SELECTED TEXT –
In this paper, we will use this unique combination of the extensive archive of more than 1,800 iterations each of Version 3 and 4 of the GHCN datasets along with our compilation of station history metadata to quantify and evaluate the PHA adjustments that have been applied by NOAA to the GHCN dataset since 2011 [
3,
4]. We appreciate that the PHA [
27] has performed quite well over the years in various studies, including benchmarking tests [
27,
34,
35,
36]. However, these earlier assessments of the PHA were generally “one-off” assessments, i.e., they did not evaluate the consistency of the breakpoints and adjustments applied with repeated runs of the algorithm.
Nominally, our analysis in this study is confined to Europe, since this is the region for which we have compiled the relevant station history metadata. However, this region comprises many of the longest and most complete station records in the GHCN dataset, and we therefore think the results from this case study are of relevance to all users of the GHCN dataset. We also expect our findings will be of interest to the temperature homogenization community.
The main aims of this study are:
To describe how the PHA adjustments applied to the stations in the widely-used GHCN datasets vary between updates, using this subset of European stations as a detailed case study for the entire global dataset.
To evaluate how closely related (or otherwise) the breakpoints identified by the PHA process are to documented station history metadata events.
To discuss the implications these findings have for the scientific community’s goals of accurately estimating regional climatic temperature trends.
To make recommendations for steps the temperature homogenization community can take to resolve some of the identified problems, moving forward.
3. Results
Figure 4 shows the numbers of distinct sets of adjustments associated with each of the records in Version 3 (green) and Version 4 (blue). For Version 4, we can see that the majority of stations (68%) had more than 25 distinct sets of adjustments over the period of record (2015–2021, with 1812 distinct iterations of the dataset analyzed), and 14% of the stations (including Cheb described above, with 269) had more than 200 distinct sets of adjustments applied. For Version 3, the results are a bit more encouraging in that only 44% of the records had more than 25 distinct sets of adjustments and 12% had more than 200 distinct sets. Nonetheless, for both versions, there is clearly a major inconsistency in the homogenization adjustments that NOAA has applied to the GHCN station records over time.
In
Figure 5,
Figure 6 and
Figure 7, we assess the consistency of all homogenization adjustments applied to all of the European stations we analyzed for each Version. As explained in
Table 2 and
Table 3, for Version 3, this comprises 1877 PHA iterations applied to 259 stations (from 24 countries). For Version 4, this comprises 1812 applied to 847 stations (again from 24 countries)
Firstly, in
Figure 5, we assess the consistency of the PHA adjustments without reference to any station history metadata. Using the same categories for the consistency of breakpoints as in
Section 2.3, we see that the majority of PHA adjustments were applied less than or equal to 25% of the time. For Version 3, 38% of adjustments were “very intermittent” (i.e., applied ≤5% of the time) and 23% were “intermittent” (i.e., 5–25% of the time)—
Figure 5a. For Version 4, 32% were “very intermittent” and 32% were “intermittent—
Figure 5b.

Region annotation rows
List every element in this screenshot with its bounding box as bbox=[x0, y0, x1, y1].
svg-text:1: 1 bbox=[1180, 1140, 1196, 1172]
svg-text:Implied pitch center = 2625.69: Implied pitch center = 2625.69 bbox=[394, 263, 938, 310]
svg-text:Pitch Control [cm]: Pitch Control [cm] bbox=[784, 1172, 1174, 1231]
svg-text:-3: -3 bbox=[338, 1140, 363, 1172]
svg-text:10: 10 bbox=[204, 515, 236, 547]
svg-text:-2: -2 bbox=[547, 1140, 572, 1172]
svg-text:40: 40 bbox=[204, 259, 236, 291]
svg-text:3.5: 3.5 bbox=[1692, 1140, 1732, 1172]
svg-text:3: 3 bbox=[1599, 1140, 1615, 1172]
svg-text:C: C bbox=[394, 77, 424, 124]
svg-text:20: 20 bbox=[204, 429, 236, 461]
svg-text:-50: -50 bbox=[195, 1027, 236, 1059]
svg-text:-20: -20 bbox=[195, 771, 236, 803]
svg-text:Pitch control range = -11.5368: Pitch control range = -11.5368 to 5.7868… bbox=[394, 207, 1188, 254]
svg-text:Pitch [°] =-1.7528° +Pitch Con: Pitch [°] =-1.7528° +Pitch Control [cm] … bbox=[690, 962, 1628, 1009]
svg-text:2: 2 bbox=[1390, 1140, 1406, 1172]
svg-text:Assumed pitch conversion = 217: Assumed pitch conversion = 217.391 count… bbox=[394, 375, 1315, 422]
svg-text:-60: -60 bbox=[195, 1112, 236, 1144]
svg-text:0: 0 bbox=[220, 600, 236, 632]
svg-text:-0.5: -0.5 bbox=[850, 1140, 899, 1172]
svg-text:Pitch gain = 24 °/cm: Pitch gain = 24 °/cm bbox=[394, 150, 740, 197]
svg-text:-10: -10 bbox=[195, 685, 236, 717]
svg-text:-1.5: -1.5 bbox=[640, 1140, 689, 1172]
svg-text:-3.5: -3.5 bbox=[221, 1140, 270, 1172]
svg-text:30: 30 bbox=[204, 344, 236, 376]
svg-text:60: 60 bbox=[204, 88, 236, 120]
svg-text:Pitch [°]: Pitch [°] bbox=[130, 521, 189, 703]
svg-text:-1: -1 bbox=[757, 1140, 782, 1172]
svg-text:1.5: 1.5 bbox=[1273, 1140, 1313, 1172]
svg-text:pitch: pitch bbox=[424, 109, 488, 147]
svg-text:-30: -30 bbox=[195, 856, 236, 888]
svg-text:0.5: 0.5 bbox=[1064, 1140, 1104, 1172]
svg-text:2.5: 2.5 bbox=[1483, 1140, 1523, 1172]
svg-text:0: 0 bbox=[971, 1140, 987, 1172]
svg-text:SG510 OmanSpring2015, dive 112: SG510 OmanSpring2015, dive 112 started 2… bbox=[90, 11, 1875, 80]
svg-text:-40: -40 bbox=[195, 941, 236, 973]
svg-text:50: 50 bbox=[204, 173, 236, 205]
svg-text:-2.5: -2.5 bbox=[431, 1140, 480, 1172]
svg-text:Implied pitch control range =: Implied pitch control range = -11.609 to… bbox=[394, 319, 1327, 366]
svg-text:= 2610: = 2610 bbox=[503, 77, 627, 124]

EXERCISE AIM –
In the passage on GHCN temperature adjustments, write out word for word the part that opens with the words containing "To discuss the" and closes with "problems, moving forward.". The rows are separate material and have no connection to the passage on GHCN temperature adjustments.

WRITTEN REPLY –
To discuss the implications these findings have for the scientific community’s goals of accurately estimating regional climatic temperature trends.
To make recommendations for steps the temperature homogenization community can take to resolve some of the identified problems, moving forward.